Aim of the task ▸ Render every entry verbatim.
----
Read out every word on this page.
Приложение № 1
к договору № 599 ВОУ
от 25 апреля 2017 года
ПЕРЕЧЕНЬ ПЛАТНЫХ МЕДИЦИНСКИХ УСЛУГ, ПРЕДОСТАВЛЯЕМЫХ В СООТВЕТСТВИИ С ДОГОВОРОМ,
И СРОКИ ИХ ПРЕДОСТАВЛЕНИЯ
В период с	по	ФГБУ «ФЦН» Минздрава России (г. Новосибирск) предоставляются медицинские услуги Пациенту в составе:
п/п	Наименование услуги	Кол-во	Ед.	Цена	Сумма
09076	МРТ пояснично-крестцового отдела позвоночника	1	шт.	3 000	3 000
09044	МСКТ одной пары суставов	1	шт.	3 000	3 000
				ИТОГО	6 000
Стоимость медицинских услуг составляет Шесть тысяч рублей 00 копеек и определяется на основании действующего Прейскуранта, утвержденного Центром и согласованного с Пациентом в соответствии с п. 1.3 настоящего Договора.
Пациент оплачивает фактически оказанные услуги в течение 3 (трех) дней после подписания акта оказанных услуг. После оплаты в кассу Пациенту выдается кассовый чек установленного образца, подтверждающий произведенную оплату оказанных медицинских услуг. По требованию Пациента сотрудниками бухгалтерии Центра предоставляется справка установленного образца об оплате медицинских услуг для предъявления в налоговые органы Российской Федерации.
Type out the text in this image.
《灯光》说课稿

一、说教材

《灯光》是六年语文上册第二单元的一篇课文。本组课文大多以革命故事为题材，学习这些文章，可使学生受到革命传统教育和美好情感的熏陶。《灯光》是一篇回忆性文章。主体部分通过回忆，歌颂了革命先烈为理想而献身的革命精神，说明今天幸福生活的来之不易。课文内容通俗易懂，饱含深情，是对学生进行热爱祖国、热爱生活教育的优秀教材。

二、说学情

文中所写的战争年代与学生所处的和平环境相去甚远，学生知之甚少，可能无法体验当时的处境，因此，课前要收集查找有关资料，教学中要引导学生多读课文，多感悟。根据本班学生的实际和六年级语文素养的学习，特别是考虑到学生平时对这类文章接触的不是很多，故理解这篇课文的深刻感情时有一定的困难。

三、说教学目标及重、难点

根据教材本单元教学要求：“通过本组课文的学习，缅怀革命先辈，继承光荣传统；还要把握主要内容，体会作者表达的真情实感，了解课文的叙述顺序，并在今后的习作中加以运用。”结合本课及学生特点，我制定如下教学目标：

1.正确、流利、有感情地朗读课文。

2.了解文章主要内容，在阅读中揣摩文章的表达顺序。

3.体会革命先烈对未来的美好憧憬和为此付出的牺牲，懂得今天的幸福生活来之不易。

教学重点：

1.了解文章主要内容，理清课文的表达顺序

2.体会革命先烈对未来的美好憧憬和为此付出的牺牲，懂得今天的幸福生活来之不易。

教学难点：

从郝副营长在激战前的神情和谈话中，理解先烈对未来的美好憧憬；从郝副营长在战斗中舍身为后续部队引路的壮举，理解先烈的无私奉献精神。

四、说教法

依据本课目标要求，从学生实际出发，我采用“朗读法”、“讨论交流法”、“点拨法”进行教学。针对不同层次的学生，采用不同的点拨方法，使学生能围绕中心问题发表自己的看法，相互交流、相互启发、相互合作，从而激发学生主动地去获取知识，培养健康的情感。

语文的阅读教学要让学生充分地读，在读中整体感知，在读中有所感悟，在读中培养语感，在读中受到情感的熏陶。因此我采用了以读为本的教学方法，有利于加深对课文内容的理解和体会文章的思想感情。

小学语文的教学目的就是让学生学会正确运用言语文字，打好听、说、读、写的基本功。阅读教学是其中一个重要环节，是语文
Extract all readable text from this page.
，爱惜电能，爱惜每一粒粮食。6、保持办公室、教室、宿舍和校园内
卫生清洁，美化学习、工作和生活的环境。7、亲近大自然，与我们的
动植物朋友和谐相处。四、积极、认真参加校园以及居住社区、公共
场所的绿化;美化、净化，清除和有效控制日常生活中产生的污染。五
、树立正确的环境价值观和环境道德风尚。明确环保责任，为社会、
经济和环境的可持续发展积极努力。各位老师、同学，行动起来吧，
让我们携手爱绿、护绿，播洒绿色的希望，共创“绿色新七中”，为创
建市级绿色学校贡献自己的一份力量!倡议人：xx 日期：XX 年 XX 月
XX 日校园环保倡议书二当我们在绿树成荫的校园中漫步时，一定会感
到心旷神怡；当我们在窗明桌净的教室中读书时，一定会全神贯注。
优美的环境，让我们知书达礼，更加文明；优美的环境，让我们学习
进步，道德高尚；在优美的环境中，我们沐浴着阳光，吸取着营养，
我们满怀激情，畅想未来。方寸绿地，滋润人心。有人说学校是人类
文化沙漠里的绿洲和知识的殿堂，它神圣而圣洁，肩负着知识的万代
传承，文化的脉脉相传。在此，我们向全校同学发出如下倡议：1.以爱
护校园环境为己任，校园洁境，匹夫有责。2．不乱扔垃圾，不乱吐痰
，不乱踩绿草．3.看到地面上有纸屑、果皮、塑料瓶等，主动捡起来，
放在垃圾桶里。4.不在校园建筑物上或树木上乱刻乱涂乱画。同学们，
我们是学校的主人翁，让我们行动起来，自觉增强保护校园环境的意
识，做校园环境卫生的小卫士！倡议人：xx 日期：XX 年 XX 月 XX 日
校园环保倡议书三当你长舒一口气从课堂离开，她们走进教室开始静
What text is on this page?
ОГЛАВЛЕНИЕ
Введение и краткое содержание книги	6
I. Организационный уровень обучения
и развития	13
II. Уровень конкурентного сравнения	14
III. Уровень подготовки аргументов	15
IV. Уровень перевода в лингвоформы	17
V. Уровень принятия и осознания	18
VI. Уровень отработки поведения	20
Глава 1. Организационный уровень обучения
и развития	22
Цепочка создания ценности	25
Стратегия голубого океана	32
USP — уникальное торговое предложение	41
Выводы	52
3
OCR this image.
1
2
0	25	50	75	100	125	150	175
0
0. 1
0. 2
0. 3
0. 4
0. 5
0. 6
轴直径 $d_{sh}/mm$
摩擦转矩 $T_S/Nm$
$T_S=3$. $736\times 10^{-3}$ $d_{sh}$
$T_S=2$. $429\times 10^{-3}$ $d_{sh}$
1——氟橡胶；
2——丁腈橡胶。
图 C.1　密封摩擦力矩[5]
----
Result of this exercise ▸
Read out every word on this page.
Приложение № 1
к договору № 599 ВОУ
от 25 апреля 2017 года
ПЕРЕЧЕНЬ ПЛАТНЫХ МЕДИЦИНСКИХ УСЛУГ, ПРЕДОСТАВЛЯЕМЫХ В СООТВЕТСТВИИ С ДОГОВОРОМ,
И СРОКИ ИХ ПРЕДОСТАВЛЕНИЯ
В период с	по	ФГБУ «ФЦН» Минздрава России (г. Новосибирск) предоставляются медицинские услуги Пациенту в составе:
п/п	Наименование услуги	Кол-во	Ед.	Цена	Сумма
09076	МРТ пояснично-крестцового отдела позвоночника	1	шт.	3 000	3 000
09044	МСКТ одной пары суставов	1	шт.	3 000	3 000
				ИТОГО	6 000
Стоимость медицинских услуг составляет Шесть тысяч рублей 00 копеек и определяется на основании действующего Прейскуранта, утвержденного Центром и согласованного с Пациентом в соответствии с п. 1.3 настоящего Договора.
Пациент оплачивает фактически оказанные услуги в течение 3 (трех) дней после подписания акта оказанных услуг. После оплаты в кассу Пациенту выдается кассовый чек установленного образца, подтверждающий произведенную оплату оказанных медицинских услуг. По требованию Пациента сотрудниками бухгалтерии Центра предоставляется справка установленного образца об оплате медицинских услуг для предъявления в налоговые органы Российской Федерации.
Type out the text in this image.
《灯光》说课稿

一、说教材

《灯光》是六年语文上册第二单元的一篇课文。本组课文大多以革命故事为题材，学习这些文章，可使学生受到革命传统教育和美好情感的熏陶。《灯光》是一篇回忆性文章。主体部分通过回忆，歌颂了革命先烈为理想而献身的革命精神，说明今天幸福生活的来之不易。课文内容通俗易懂，饱含深情，是对学生进行热爱祖国、热爱生活教育的优秀教材。

二、说学情

文中所写的战争年代与学生所处的和平环境相去甚远，学生知之甚少，可能无法体验当时的处境，因此，课前要收集查找有关资料，教学中要引导学生多读课文，多感悟。根据本班学生的实际和六年级语文素养的学习，特别是考虑到学生平时对这类文章接触的不是很多，故理解这篇课文的深刻感情时有一定的困难。

三、说教学目标及重、难点

根据教材本单元教学要求：“通过本组课文的学习，缅怀革命先辈，继承光荣传统；还要把握主要内容，体会作者表达的真情实感，了解课文的叙述顺序，并在今后的习作中加以运用。”结合本课及学生特点，我制定如下教学目标：

1.正确、流利、有感情地朗读课文。

2.了解文章主要内容，在阅读中揣摩文章的表达顺序。

3.体会革命先烈对未来的美好憧憬和为此付出的牺牲，懂得今天的幸福生活来之不易。

教学重点：

1.了解文章主要内容，理清课文的表达顺序

2.体会革命先烈对未来的美好憧憬和为此付出的牺牲，懂得今天的幸福生活来之不易。

教学难点：

从郝副营长在激战前的神情和谈话中，理解先烈对未来的美好憧憬；从郝副营长在战斗中舍身为后续部队引路的壮举，理解先烈的无私奉献精神。

四、说教法

依据本课目标要求，从学生实际出发，我采用“朗读法”、“讨论交流法”、“点拨法”进行教学。针对不同层次的学生，采用不同的点拨方法，使学生能围绕中心问题发表自己的看法，相互交流、相互启发、相互合作，从而激发学生主动地去获取知识，培养健康的情感。

语文的阅读教学要让学生充分地读，在读中整体感知，在读中有所感悟，在读中培养语感，在读中受到情感的熏陶。因此我采用了以读为本的教学方法，有利于加深对课文内容的理解和体会文章的思想感情。

小学语文的教学目的就是让学生学会正确运用言语文字，打好听、说、读、写的基本功。阅读教学是其中一个重要环节，是语文
Extract all readable text from this page.
，爱惜电能，爱惜每一粒粮食。6、保持办公室、教室、宿舍和校园内
卫生清洁，美化学习、工作和生活的环境。7、亲近大自然，与我们的
动植物朋友和谐相处。四、积极、认真参加校园以及居住社区、公共
场所的绿化;美化、净化，清除和有效控制日常生活中产生的污染。五
、树立正确的环境价值观和环境道德风尚。明确环保责任，为社会、
经济和环境的可持续发展积极努力。各位老师、同学，行动起来吧，
让我们携手爱绿、护绿，播洒绿色的希望，共创“绿色新七中”，为创
建市级绿色学校贡献自己的一份力量!倡议人：xx 日期：XX 年 XX 月
XX 日校园环保倡议书二当我们在绿树成荫的校园中漫步时，一定会感
到心旷神怡；当我们在窗明桌净的教室中读书时，一定会全神贯注。
优美的环境，让我们知书达礼，更加文明；优美的环境，让我们学习
进步，道德高尚；在优美的环境中，我们沐浴着阳光，吸取着营养，
我们满怀激情，畅想未来。方寸绿地，滋润人心。有人说学校是人类
文化沙漠里的绿洲和知识的殿堂，它神圣而圣洁，肩负着知识的万代
传承，文化的脉脉相传。在此，我们向全校同学发出如下倡议：1.以爱
护校园环境为己任，校园洁境，匹夫有责。2．不乱扔垃圾，不乱吐痰
，不乱踩绿草．3.看到地面上有纸屑、果皮、塑料瓶等，主动捡起来，
放在垃圾桶里。4.不在校园建筑物上或树木上乱刻乱涂乱画。同学们，
我们是学校的主人翁，让我们行动起来，自觉增强保护校园环境的意
识，做校园环境卫生的小卫士！倡议人：xx 日期：XX 年 XX 月 XX 日
校园环保倡议书三当你长舒一口气从课堂离开，她们走进教室开始静
What text is on this page?
ОГЛАВЛЕНИЕ
Введение и краткое содержание книги	6
I. Организационный уровень обучения
и развития	13
II. Уровень конкурентного сравнения	14
III. Уровень подготовки аргументов	15
IV. Уровень перевода в лингвоформы	17
V. Уровень принятия и осознания	18
VI. Уровень отработки поведения	20
Глава 1. Организационный уровень обучения
и развития	22
Цепочка создания ценности	25
Стратегия голубого океана	32
USP — уникальное торговое предложение	41
Выводы	52
3
OCR this image.
1
2
0	25	50	75	100	125	150	175
0
0. 1
0. 2
0. 3
0. 4
0. 5
0. 6
轴直径 $d_{sh}/mm$
摩擦转矩 $T_S/Nm$
$T_S=3$. $736\times 10^{-3}$ $d_{sh}$
$T_S=2$. $429\times 10^{-3}$ $d_{sh}$
1——氟橡胶；
2——丁腈橡胶。
图 C.1　密封摩擦力矩[5]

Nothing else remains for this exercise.